## The task
Return all lines where the word "What" can be found.

## Input rows
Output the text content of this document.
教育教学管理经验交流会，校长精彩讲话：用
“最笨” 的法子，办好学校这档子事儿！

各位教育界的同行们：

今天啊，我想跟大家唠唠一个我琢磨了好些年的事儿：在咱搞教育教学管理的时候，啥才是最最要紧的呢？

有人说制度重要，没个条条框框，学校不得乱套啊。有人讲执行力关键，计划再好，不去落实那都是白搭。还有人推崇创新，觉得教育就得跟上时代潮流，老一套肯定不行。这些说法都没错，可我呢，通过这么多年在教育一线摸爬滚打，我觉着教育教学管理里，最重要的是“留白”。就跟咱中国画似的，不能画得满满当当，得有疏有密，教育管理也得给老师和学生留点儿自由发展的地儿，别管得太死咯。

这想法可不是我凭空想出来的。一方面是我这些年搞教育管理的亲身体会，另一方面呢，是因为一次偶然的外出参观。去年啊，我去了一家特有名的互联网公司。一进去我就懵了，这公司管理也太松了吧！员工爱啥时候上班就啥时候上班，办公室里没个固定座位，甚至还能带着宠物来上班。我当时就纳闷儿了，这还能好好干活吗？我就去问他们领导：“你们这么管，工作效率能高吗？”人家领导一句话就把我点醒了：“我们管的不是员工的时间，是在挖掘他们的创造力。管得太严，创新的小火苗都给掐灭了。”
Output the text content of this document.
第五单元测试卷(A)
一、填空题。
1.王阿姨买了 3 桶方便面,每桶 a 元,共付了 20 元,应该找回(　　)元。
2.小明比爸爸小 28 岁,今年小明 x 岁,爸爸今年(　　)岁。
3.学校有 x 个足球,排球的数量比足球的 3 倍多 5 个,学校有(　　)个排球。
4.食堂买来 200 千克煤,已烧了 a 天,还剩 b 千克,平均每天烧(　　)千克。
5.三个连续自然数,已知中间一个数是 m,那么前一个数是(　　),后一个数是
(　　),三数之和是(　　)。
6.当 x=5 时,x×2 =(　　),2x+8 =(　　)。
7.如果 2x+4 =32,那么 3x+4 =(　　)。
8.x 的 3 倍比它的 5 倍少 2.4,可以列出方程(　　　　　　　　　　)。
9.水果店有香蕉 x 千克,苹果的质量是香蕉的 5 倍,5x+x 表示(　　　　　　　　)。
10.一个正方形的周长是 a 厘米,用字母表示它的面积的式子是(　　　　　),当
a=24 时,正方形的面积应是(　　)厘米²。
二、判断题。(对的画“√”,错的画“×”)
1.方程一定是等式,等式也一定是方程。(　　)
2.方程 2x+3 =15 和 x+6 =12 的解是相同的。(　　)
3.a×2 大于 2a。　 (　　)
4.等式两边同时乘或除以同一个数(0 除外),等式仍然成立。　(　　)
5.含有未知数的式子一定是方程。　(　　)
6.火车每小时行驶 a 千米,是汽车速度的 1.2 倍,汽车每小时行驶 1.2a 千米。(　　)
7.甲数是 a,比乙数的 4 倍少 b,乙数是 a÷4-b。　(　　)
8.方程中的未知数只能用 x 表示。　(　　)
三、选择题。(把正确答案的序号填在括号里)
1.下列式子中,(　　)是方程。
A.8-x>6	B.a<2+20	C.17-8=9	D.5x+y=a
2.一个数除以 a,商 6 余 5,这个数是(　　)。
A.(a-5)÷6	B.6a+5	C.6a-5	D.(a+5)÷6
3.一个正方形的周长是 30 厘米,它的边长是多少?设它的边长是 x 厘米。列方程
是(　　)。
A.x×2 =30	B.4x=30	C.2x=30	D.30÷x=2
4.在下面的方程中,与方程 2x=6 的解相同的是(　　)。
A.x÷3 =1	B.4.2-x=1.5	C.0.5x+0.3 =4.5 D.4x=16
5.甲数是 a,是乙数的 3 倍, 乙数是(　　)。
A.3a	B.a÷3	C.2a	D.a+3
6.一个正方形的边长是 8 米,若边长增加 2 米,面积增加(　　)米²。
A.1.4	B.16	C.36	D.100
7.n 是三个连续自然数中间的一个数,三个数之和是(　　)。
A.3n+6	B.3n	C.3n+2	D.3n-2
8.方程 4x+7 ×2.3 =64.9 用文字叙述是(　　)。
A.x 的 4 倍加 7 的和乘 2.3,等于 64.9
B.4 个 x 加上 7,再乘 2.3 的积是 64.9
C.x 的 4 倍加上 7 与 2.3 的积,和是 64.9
==
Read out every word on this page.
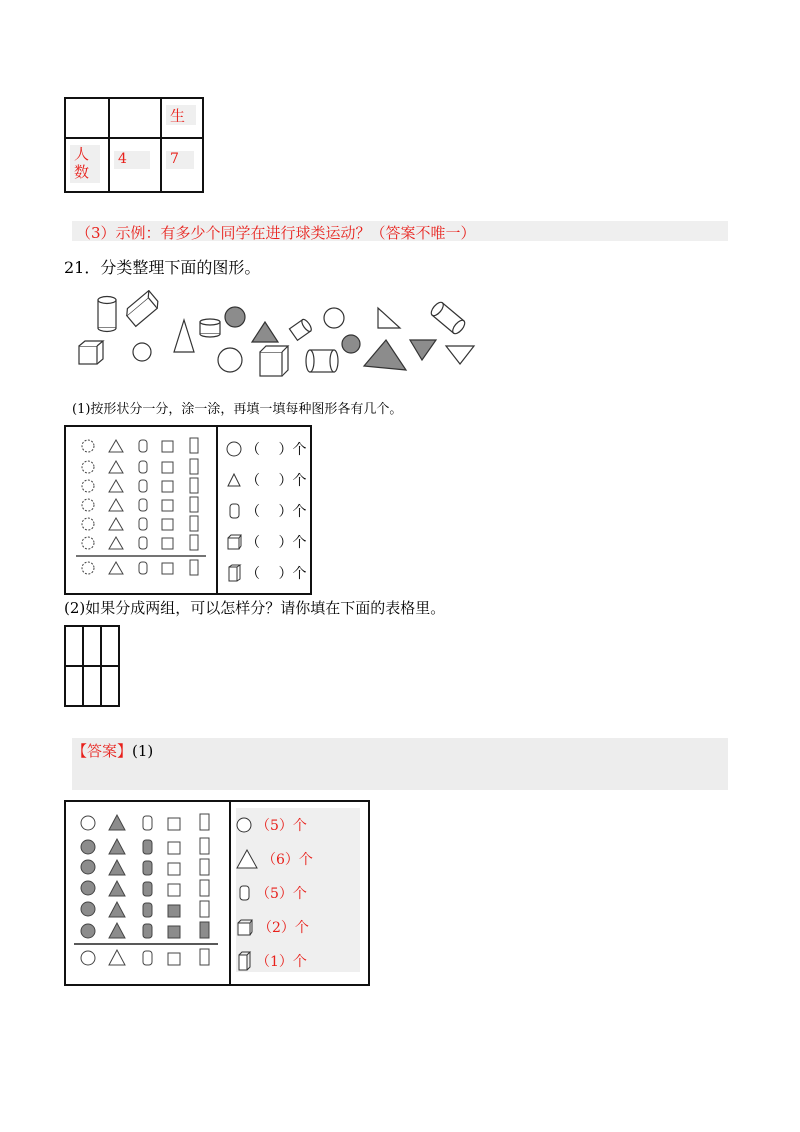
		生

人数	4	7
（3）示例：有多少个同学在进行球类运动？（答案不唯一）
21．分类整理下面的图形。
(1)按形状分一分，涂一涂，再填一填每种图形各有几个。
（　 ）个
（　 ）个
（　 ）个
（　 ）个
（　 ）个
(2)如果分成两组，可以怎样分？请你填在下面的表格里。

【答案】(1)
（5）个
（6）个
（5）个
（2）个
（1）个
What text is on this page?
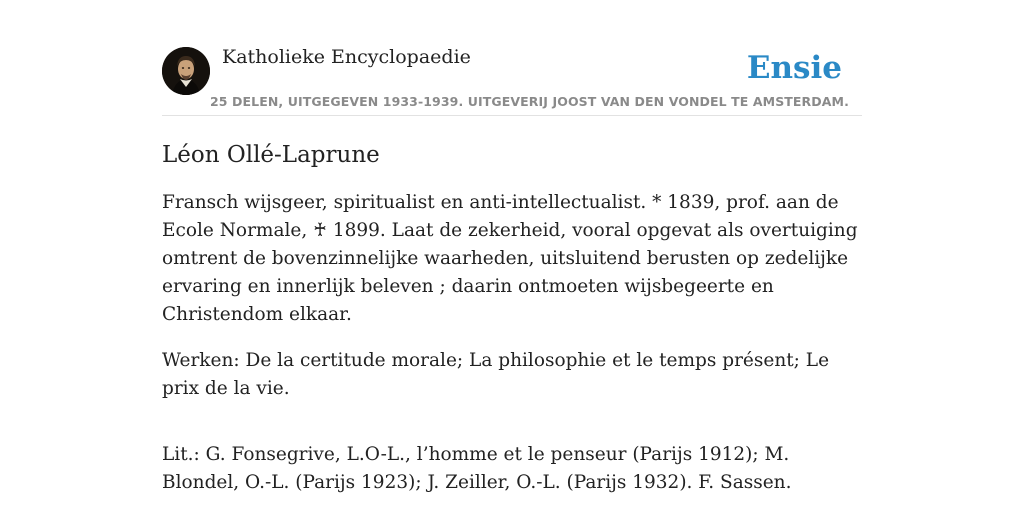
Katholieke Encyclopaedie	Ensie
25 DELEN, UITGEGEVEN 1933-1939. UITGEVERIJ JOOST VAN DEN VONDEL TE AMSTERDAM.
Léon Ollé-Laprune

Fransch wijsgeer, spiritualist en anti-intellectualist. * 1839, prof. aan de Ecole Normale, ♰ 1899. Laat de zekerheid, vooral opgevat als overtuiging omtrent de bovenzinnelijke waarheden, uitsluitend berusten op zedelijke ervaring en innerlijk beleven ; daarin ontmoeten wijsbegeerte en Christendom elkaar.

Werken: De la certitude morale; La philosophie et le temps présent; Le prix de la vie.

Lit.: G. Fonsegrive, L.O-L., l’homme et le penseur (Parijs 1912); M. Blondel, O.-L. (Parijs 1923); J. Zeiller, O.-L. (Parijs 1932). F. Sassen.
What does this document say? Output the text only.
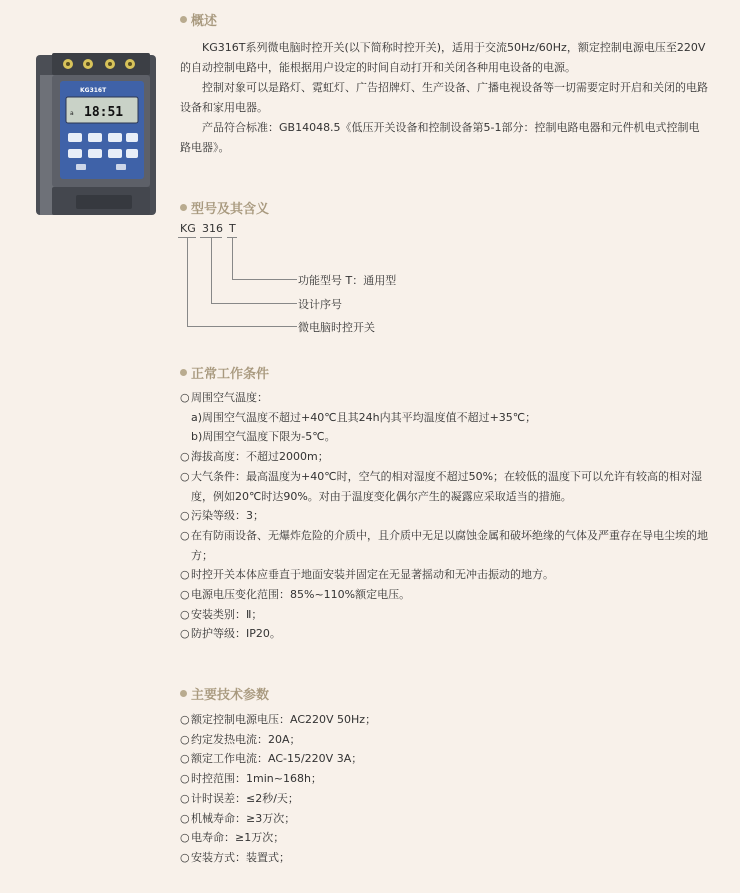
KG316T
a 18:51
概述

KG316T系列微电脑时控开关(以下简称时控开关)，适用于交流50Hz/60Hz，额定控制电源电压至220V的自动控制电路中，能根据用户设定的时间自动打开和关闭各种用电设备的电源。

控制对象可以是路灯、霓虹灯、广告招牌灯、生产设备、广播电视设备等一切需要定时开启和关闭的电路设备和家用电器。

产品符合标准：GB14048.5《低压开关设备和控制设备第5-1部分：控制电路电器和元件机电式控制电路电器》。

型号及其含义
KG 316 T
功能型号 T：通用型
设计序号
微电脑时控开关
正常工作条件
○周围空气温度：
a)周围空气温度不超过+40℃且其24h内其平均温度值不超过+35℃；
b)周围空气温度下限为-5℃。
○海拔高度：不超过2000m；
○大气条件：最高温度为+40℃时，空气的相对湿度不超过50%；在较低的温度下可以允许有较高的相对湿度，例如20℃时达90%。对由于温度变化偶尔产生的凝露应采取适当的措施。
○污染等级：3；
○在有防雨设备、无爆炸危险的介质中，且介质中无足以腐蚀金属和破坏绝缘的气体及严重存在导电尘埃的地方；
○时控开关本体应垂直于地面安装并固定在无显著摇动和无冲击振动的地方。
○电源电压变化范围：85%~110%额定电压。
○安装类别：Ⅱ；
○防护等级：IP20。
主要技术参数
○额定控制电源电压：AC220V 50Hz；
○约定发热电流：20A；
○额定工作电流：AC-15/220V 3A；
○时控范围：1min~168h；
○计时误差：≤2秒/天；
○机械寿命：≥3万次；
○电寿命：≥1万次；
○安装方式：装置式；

## Full answer
What text is on this page?
What does this document say? Output the text only.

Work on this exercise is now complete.